REQUIRED WORK:
Take every line that has the string "const" and copy it out.

DATA PROVIDED:

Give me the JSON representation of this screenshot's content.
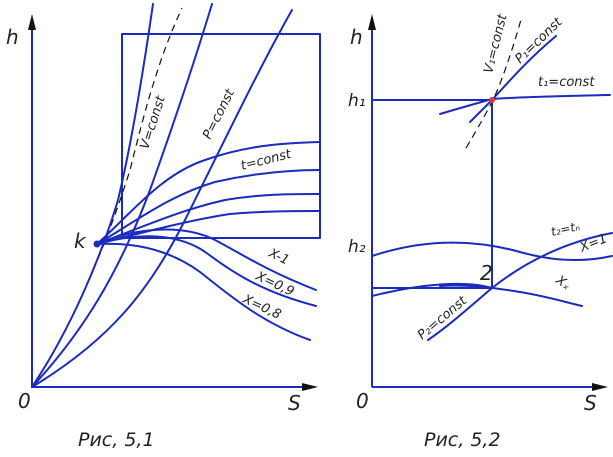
{
  "fig1": {
    "axis_y": "h",
    "axis_x": "S",
    "origin": "0",
    "point_k": "k",
    "v_const": "V=const",
    "p_const": "P=const",
    "t_const": "t=const",
    "x1": "X-1",
    "x09": "X=0,9",
    "x08": "X=0,8",
    "caption": "Рис, 5,1"
  },
  "fig2": {
    "axis_y": "h",
    "axis_x": "S",
    "origin": "0",
    "h1": "h₁",
    "h2": "h₂",
    "v1_const": "V₁=const",
    "p1_const": "P₁=const",
    "t1_const": "t₁=const",
    "p2_const": "P₂=const",
    "t2_eq": "t₂=tₙ",
    "x1": "X=1",
    "x2": "Xₓ",
    "point_2": "2",
    "caption": "Рис, 5,2"
  },
  "colors": {
    "line": "#1a2bbd",
    "dashed": "#111111",
    "text": "#222222"
  }
}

EXERCISE SOLUTION:
    "v_const": "V=const",
    "p_const": "P=const",
    "t_const": "t=const",
    "v1_const": "V₁=const",
    "p1_const": "P₁=const",
    "t1_const": "t₁=const",
    "p2_const": "P₂=const",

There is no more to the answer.